Dependencies¶

In [3]:

# !pip install torch pytorch_lightning datasets wandb

In [4]:

import os
import torch
import tqdm
import torch.nn.functional as F
from torch.utils.data import Dataset, DataLoader
from transformers import BertModel, BertConfig, BertTokenizer
from datasets import load_dataset
import pytorch_lightning as pl
import wandb

wandb: WARNING W&B installed but not logged in.  Run `wandb login` or set the WANDB_API_KEY env variable.

Custom Dataset Class¶

In [5]:

# custom dataset class 
class SentimentDataset(Dataset):
    def __init__(self, tokenizer, text, target, max_len=180):
        self.tokenizer = tokenizer
        self.text = text
        self.target = target
        self.max_len =  max_len
    
    def __len__(self):
        return len(self.text)
    
    def __getitem__(self, idx):
        text  = self.text[idx]
        target = self.target[idx]
        
        # encode the text and target into tensors return the attention masks as well
        encoding = self.tokenizer.encode_plus(
            text=text,
            add_special_tokens=True,
            max_length=self.max_len,
            return_token_type_ids=False,
            pad_to_max_length=True,
            return_attention_mask=True,
            return_tensors='pt',
            truncation=True
        )
        
        return {
          'text': text,
          'input_ids': encoding['input_ids'].flatten(),
          'attention_mask': encoding['attention_mask'].flatten(),
          'targets': torch.tensor(target, dtype=torch.long)
        }
        

BERTModel PyTorch¶

In [6]:

class BertClassifier(torch.nn.Module):
    
    def __init__(self, config, model, dim=256, num_classes=2):
        super(BertClassifier, self).__init__()
        
        # create the model config and BERT initialize the pretrained BERT, also layers wise outputs
        self.config = config
        self.base = model
        
        # classifier head [not useful]
        self.head = torch.nn.Sequential(*[
            torch.nn.Dropout(p=self.config.hidden_dropout_prob),
            torch.nn.Linear(in_features=self.config.hidden_size, out_features=dim),
            torch.nn.ReLU(),
            torch.nn.Dropout(p=self.config.hidden_dropout_prob),
            torch.nn.Linear(in_features=dim, out_features=num_classes)
        ])
    
    def forward(self, input_ids, attention_mask=None):
        
        # first output is top layer output, second output is context of input seq and third output will be layerwise token embeddings
        top_layer, pooled, layers = self.base(input_ids, attention_mask)
        outputs = self.head(pooled)
        return top_layer, outputs, layers
        

Lightning Model¶

In [7]:

class BertFinetuner(pl.LightningModule):
    
    def __init__(self, model=None, tokenizer=None, data_file="./data/twitter/train.csv", use_cols=['review_text', 'sentiment'], batch_size=32):
        super(BertFinetuner, self).__init__()

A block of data
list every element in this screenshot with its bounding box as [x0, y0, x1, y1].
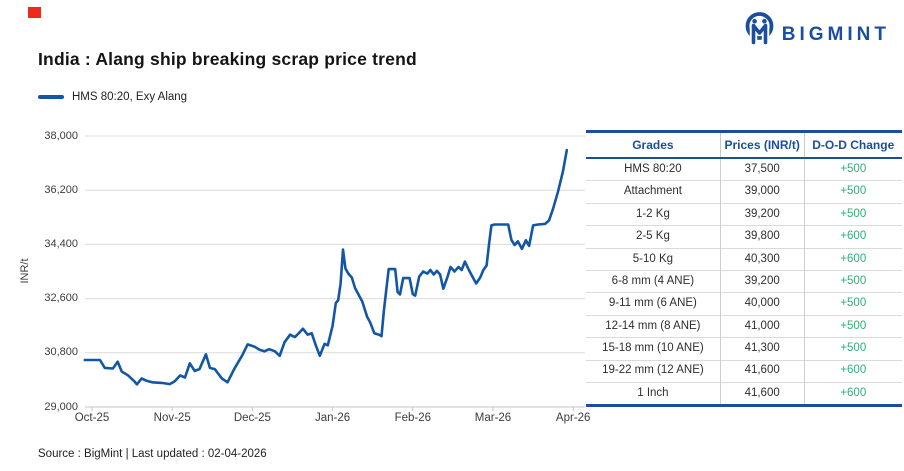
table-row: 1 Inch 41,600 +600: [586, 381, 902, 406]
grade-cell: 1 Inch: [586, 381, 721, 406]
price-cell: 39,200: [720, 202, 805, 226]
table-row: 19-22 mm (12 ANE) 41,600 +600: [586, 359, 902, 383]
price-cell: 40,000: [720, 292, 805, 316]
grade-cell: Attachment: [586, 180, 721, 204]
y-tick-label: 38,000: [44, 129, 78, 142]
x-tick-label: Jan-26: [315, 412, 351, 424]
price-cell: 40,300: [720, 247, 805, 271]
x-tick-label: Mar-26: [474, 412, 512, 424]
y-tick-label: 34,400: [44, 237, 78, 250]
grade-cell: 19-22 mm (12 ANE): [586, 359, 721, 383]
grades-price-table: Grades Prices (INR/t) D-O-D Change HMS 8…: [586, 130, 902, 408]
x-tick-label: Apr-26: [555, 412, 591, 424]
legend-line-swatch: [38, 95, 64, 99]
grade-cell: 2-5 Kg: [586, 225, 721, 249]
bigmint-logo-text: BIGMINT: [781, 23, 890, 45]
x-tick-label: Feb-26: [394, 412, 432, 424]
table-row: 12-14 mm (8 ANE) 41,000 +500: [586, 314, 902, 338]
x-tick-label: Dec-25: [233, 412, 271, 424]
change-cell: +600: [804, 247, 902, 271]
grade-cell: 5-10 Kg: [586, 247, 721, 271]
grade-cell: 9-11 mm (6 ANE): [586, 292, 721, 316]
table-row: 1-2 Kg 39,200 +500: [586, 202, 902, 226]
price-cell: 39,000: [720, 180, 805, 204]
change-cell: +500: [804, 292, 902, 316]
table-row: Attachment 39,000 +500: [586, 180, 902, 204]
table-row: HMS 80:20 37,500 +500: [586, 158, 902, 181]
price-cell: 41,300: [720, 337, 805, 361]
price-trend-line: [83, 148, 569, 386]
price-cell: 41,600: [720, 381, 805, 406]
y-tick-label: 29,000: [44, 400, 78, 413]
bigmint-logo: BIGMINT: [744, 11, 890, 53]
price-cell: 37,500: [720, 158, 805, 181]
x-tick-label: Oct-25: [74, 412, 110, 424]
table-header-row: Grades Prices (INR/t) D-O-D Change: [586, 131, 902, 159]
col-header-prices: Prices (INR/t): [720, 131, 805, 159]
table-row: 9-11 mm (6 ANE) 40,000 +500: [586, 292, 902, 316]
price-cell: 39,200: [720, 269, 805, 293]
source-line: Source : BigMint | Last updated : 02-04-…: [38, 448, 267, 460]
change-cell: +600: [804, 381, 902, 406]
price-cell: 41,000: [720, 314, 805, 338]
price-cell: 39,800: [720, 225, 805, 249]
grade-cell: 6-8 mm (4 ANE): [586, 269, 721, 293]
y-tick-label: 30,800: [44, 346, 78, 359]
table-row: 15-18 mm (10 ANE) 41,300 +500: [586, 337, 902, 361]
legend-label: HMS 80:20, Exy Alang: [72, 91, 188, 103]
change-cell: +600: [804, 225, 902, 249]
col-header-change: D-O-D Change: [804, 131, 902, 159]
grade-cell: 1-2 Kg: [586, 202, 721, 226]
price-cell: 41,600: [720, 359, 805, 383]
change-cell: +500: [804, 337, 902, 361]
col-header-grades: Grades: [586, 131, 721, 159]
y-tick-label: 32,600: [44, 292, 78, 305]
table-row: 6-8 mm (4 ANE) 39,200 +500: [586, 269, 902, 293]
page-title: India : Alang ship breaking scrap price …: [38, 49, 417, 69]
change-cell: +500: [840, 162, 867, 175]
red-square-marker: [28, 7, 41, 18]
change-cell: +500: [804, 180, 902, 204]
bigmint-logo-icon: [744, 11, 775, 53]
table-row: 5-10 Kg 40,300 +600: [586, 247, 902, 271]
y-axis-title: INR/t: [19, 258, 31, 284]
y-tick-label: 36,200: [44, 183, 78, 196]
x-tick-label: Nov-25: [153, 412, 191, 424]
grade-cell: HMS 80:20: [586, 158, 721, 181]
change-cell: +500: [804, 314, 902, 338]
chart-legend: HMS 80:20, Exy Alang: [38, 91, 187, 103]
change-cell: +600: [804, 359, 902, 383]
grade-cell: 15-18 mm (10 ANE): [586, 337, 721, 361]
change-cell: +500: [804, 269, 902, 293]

--- YOUR GOAL ---
Please state the default value of max_len in the SentimentDataset class of the notebook. These rows come from a separate source, not from the notebook.

--- ANSWER TO THIS PROBLEM ---
180